» **TO BE DONE**
Check each line of the listing for the word "Wire" and report how many lines contain it, giving nothing but the number.

(Records that describe figures)
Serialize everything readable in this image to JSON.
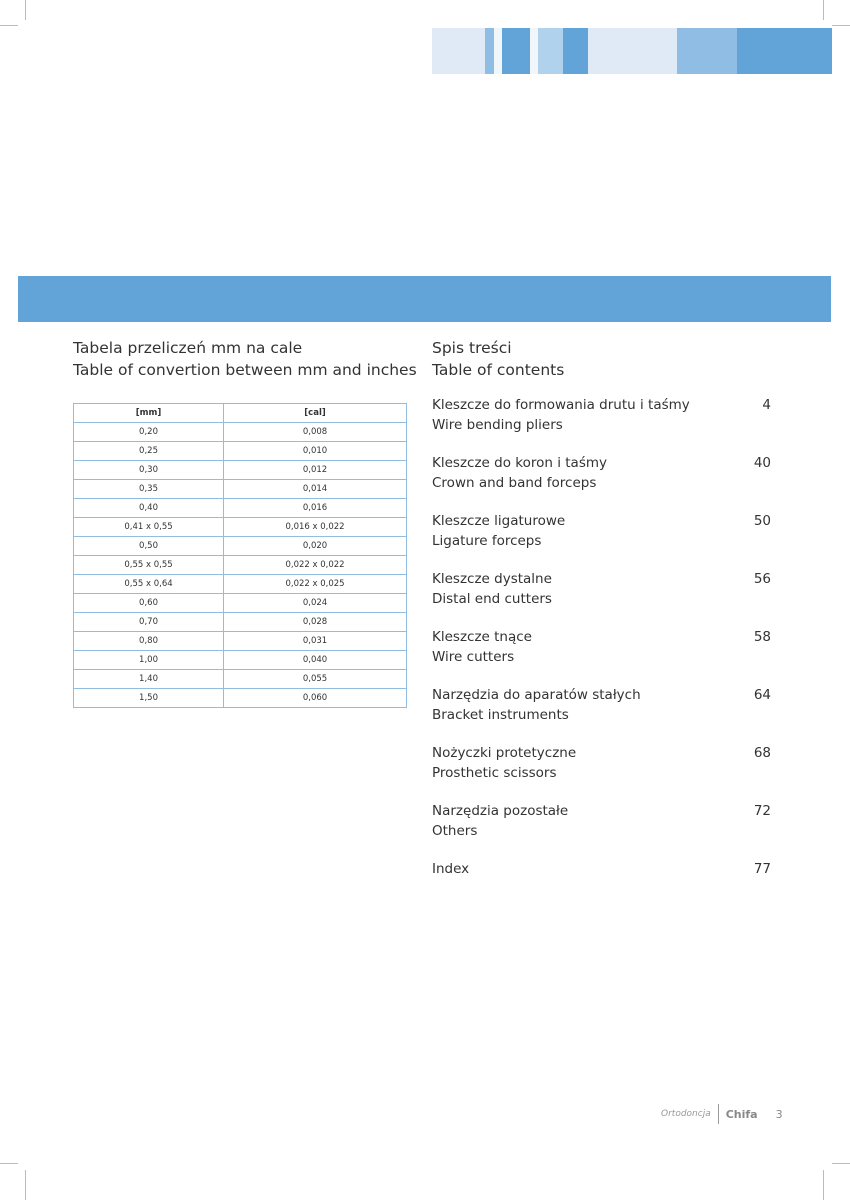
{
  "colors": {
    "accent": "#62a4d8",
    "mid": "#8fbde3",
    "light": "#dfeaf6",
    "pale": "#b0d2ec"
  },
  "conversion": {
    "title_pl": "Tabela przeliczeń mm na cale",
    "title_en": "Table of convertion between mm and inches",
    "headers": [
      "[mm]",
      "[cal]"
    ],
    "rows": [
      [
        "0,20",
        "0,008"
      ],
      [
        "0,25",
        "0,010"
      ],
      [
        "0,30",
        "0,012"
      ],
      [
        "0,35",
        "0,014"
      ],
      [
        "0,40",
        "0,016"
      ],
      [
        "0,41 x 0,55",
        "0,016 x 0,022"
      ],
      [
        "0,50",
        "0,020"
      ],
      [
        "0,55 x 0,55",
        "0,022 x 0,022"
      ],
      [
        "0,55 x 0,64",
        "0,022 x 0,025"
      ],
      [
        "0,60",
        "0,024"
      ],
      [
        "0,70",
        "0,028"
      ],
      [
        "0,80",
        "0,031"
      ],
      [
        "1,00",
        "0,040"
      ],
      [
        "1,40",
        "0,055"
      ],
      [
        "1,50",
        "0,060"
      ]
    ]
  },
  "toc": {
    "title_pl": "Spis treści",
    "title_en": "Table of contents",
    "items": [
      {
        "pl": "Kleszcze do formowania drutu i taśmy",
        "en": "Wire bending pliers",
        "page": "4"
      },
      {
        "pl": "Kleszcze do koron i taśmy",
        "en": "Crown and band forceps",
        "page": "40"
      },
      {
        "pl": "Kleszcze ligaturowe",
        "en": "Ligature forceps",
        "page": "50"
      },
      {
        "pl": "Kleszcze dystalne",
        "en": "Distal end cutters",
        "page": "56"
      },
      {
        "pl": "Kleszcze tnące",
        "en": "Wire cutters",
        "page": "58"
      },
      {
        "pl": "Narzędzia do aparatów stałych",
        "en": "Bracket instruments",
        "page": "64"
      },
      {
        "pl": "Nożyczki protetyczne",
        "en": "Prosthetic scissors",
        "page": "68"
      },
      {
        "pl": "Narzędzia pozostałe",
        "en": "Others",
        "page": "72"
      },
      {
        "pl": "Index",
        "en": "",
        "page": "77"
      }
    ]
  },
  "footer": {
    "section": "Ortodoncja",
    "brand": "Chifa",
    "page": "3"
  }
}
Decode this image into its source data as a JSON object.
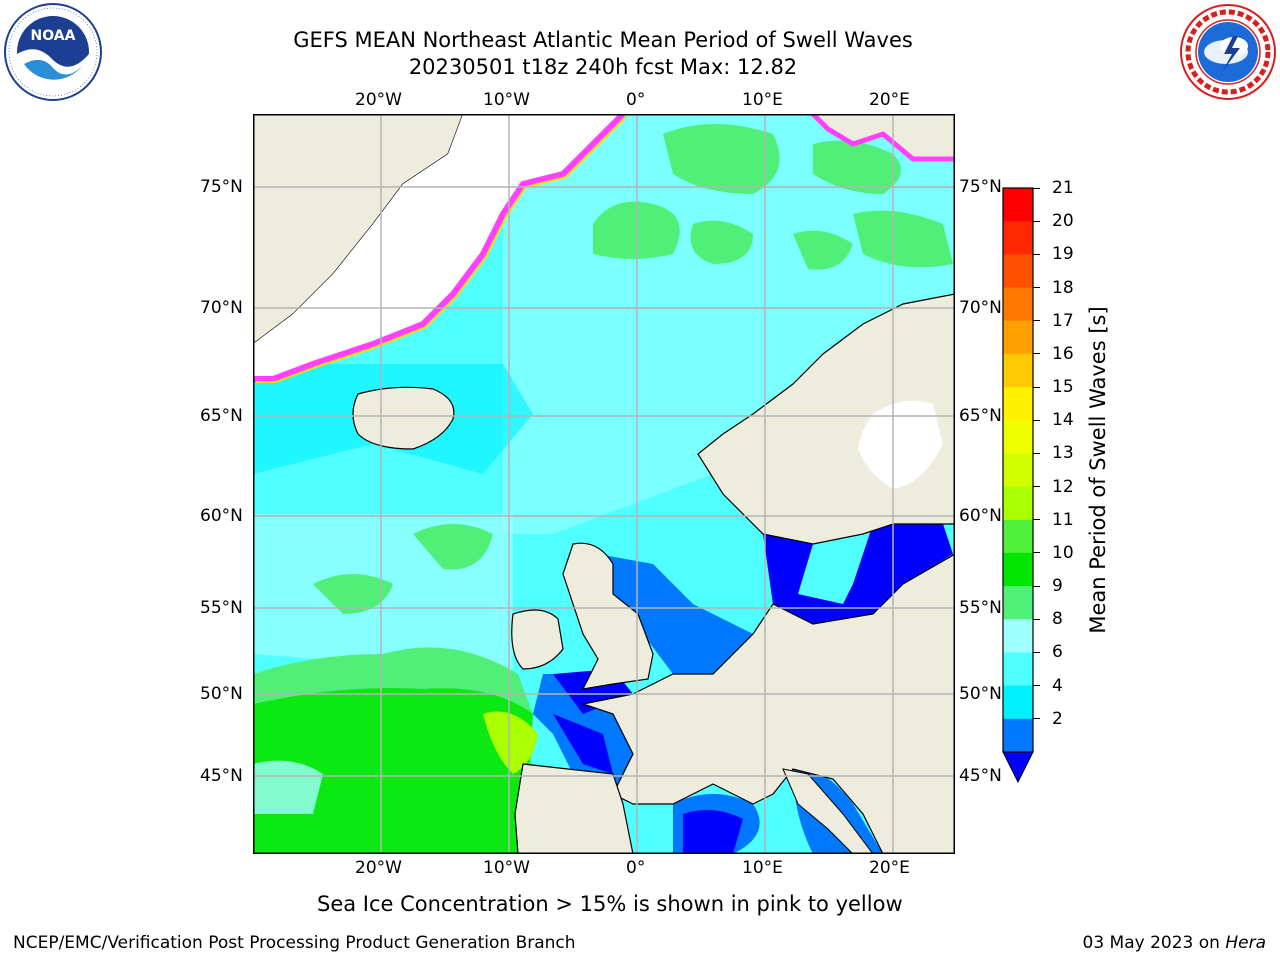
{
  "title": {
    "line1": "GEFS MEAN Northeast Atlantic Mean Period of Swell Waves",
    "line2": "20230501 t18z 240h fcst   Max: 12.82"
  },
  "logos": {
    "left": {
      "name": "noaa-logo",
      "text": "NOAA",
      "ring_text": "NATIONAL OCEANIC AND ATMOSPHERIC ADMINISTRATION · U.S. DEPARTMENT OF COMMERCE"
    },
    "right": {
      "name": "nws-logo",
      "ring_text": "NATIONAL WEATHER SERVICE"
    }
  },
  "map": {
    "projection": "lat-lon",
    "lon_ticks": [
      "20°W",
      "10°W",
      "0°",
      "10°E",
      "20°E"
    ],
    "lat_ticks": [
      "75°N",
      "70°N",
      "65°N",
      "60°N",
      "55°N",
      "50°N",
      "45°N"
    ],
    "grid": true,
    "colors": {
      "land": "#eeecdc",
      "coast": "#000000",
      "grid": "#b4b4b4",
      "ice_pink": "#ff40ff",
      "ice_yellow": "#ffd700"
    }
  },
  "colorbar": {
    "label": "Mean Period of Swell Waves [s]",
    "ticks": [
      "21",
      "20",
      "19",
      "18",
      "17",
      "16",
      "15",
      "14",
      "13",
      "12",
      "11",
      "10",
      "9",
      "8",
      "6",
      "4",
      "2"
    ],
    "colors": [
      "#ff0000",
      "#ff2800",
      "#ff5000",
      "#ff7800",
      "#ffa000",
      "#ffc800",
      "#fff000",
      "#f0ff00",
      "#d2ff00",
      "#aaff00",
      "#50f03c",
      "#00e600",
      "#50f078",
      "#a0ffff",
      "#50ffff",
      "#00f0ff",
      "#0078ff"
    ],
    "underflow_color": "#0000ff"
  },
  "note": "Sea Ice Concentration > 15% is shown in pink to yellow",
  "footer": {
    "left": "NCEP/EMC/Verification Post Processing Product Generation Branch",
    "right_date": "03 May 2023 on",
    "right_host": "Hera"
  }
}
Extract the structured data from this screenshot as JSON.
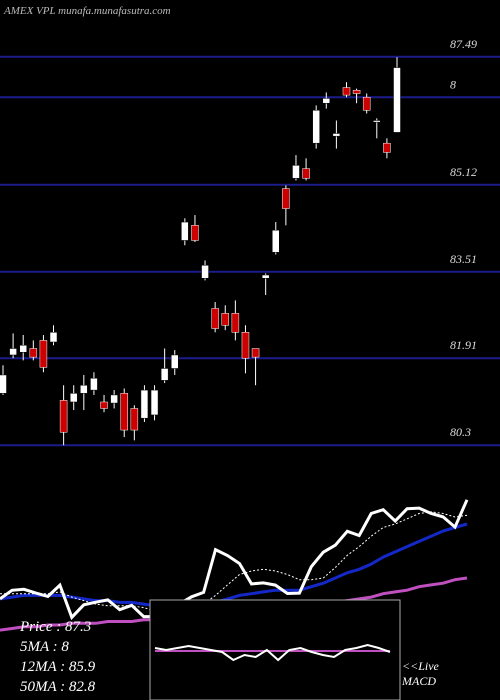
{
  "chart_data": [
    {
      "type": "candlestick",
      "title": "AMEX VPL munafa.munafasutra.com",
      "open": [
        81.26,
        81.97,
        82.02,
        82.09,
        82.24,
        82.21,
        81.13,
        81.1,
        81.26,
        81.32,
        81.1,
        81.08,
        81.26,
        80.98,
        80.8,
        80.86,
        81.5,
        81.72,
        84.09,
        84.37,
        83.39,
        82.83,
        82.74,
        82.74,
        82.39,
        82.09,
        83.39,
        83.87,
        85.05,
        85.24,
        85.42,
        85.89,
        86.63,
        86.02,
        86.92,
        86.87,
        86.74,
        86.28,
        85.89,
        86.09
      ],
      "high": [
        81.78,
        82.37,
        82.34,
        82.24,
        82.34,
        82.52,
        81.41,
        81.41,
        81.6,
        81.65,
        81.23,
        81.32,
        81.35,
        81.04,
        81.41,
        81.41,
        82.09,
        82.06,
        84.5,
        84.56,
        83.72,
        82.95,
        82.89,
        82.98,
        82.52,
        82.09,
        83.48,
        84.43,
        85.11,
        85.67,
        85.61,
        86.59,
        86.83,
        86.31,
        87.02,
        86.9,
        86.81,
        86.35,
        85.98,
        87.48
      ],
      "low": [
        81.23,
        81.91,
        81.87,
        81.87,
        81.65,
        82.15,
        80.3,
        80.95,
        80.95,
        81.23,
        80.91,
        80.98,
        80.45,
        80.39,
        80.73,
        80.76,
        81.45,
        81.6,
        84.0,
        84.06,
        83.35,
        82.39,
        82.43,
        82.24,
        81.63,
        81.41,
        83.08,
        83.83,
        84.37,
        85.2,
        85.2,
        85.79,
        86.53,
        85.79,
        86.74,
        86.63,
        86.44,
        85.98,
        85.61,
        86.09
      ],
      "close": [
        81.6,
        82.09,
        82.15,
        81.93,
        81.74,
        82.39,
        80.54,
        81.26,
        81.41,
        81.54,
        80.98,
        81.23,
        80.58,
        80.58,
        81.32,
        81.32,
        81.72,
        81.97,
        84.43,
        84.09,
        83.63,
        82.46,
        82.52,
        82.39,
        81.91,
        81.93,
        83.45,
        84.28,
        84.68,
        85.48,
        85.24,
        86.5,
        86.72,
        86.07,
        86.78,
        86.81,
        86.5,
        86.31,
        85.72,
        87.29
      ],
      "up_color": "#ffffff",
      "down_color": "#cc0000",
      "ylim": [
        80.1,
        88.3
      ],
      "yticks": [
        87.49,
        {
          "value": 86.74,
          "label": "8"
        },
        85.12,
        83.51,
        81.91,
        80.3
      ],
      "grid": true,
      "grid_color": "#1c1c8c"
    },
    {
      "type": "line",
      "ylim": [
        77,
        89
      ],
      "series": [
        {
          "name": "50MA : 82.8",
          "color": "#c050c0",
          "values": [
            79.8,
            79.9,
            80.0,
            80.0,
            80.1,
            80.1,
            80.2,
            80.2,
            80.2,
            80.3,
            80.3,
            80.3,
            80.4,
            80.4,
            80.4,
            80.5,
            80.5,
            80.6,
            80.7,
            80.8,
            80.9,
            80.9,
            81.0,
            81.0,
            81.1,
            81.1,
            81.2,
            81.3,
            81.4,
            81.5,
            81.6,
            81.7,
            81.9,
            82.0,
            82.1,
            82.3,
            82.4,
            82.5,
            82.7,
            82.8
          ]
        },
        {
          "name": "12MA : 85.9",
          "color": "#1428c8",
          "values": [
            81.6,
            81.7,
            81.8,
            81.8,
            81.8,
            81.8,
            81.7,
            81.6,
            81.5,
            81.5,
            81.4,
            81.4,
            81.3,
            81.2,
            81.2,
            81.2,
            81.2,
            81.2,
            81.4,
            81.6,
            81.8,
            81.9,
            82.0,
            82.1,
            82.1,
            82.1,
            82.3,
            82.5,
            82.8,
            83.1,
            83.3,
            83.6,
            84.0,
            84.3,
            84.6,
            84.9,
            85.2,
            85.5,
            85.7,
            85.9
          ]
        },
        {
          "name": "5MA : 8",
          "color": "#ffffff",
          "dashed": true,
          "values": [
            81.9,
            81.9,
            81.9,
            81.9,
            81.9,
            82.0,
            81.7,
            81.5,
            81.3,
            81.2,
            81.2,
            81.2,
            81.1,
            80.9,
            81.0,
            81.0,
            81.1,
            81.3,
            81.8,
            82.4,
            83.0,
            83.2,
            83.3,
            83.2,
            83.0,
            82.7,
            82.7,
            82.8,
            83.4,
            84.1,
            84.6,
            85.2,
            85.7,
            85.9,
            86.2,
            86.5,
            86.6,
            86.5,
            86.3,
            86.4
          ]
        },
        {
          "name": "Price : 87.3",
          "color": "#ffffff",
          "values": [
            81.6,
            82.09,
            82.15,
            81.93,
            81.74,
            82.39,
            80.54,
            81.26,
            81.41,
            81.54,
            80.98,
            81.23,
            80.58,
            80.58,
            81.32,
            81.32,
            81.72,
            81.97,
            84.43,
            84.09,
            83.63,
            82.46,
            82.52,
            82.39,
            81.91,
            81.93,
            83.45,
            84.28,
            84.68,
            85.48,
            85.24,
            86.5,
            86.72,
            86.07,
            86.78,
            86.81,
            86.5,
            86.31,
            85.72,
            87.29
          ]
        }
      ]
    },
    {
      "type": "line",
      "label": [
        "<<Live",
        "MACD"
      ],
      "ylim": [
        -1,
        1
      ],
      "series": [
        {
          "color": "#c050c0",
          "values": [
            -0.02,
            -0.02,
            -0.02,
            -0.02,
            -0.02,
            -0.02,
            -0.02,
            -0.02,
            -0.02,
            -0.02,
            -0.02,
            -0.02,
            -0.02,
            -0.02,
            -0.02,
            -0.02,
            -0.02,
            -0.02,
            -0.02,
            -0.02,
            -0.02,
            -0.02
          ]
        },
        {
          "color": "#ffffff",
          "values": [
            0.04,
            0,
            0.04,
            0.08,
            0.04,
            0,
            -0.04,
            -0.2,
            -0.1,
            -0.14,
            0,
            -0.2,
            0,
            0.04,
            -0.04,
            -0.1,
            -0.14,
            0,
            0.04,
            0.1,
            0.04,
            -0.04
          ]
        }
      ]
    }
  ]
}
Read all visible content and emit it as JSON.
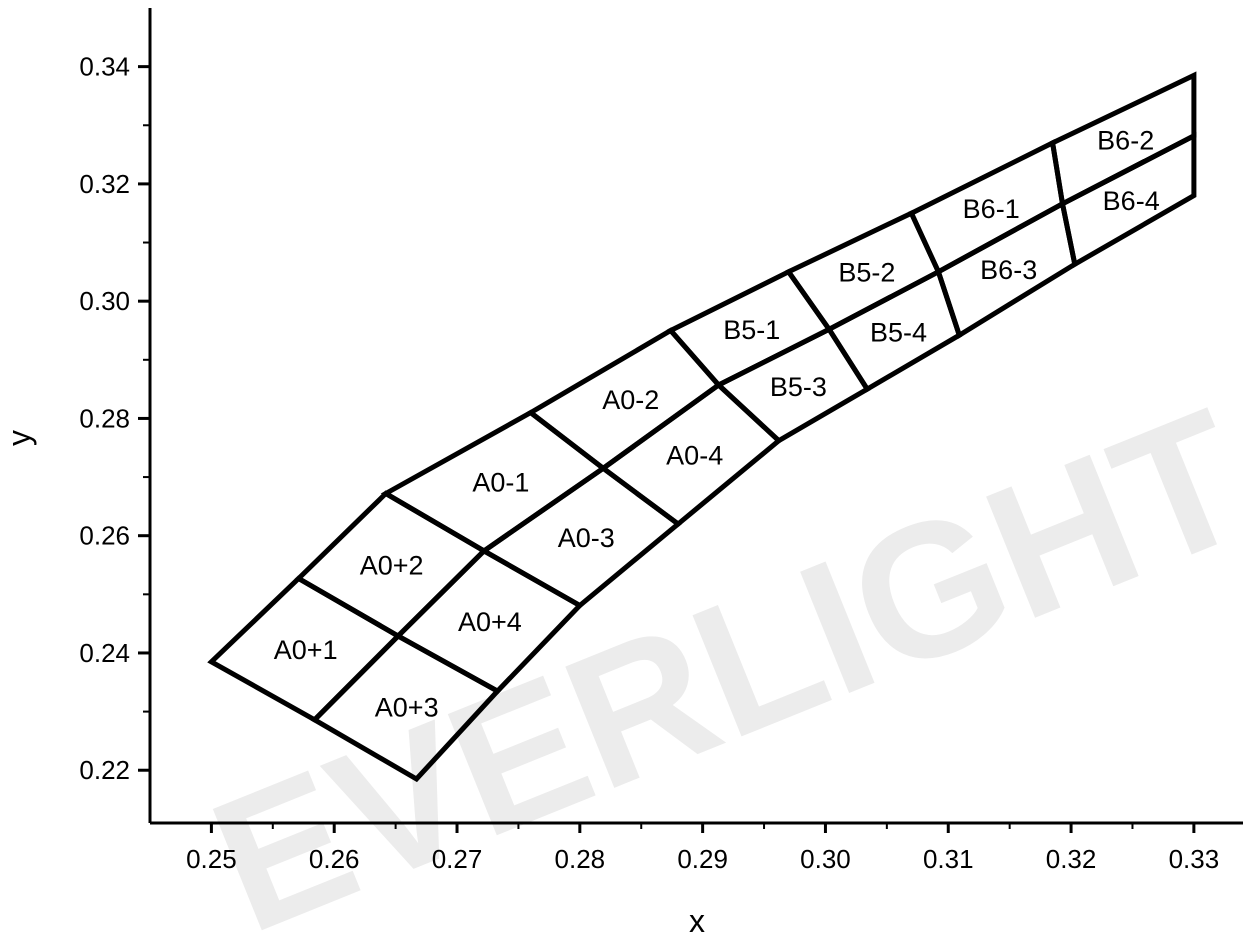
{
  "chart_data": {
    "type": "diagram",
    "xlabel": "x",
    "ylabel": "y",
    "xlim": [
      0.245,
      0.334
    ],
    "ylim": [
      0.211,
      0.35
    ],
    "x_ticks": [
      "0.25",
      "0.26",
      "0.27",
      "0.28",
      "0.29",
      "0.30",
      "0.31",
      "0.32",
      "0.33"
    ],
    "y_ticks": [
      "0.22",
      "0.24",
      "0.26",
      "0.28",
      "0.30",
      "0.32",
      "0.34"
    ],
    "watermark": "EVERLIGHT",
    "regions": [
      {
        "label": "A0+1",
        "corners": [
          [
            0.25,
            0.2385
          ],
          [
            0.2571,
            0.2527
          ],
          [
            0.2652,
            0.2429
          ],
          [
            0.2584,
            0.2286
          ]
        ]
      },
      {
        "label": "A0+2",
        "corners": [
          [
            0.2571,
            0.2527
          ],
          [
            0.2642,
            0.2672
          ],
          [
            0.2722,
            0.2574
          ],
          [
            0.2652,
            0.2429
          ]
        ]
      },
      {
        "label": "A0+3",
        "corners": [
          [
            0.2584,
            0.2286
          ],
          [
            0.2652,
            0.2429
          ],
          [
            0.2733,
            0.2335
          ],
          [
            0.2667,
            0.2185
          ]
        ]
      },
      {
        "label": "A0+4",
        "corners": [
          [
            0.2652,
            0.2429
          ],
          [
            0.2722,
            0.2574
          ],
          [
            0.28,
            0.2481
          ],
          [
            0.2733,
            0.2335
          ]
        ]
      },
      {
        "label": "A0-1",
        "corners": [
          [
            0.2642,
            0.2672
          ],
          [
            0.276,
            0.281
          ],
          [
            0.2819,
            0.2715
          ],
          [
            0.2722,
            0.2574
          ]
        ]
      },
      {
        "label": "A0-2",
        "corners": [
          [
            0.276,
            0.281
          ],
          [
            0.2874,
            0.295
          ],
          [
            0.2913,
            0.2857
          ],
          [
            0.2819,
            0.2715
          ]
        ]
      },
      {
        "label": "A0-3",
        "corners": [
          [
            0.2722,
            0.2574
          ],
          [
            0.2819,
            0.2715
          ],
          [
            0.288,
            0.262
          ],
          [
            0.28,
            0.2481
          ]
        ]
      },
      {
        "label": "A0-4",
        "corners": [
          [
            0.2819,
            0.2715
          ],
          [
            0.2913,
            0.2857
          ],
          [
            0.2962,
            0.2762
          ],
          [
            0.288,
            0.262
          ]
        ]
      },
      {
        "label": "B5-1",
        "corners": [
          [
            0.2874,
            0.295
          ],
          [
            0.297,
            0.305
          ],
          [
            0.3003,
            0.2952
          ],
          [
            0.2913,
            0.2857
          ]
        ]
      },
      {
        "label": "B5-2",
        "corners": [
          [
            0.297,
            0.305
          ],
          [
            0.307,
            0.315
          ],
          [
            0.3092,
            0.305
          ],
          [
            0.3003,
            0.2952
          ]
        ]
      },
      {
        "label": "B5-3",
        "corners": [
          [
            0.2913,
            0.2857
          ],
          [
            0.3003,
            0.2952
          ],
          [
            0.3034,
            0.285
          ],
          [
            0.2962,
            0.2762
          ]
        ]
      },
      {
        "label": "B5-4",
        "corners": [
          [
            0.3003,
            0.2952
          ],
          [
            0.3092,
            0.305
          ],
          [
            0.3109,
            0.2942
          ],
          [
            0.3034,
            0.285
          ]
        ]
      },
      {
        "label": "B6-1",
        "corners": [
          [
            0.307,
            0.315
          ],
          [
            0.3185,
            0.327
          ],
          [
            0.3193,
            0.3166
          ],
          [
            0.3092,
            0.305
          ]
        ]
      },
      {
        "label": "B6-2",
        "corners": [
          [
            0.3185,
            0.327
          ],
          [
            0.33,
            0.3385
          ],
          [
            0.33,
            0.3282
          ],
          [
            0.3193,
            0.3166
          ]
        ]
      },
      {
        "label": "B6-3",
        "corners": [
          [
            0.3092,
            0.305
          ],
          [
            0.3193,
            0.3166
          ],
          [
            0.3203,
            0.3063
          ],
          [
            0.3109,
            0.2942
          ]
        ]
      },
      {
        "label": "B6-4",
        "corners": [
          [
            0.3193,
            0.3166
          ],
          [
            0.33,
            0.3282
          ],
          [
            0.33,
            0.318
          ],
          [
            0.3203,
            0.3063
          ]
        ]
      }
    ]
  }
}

» **RESPONSE TO THIS EXERCISE**
2